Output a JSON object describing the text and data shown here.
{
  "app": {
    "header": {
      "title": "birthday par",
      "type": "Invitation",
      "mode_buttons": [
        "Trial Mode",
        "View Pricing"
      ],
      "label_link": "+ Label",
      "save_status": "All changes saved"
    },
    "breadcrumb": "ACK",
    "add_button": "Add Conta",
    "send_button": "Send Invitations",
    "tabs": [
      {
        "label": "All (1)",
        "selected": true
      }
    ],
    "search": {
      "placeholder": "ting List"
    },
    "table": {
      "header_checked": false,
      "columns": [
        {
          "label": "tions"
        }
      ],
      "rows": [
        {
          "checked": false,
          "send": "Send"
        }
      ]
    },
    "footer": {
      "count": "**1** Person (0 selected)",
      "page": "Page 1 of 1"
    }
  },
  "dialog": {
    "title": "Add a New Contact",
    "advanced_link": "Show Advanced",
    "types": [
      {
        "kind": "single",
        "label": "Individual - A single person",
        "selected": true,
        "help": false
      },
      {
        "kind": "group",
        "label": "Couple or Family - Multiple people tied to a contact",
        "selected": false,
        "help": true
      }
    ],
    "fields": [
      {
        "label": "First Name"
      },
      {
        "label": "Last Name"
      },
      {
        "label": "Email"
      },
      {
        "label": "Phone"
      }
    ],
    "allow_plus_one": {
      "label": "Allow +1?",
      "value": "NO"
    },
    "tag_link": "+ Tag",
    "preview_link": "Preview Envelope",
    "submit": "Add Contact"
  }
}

□ □ □ □

PROBLEM DETAILS -
From the entries above, extract each line containing "true".

FULL SOLUTION -
        "selected": true
        "selected": true,
        "help": true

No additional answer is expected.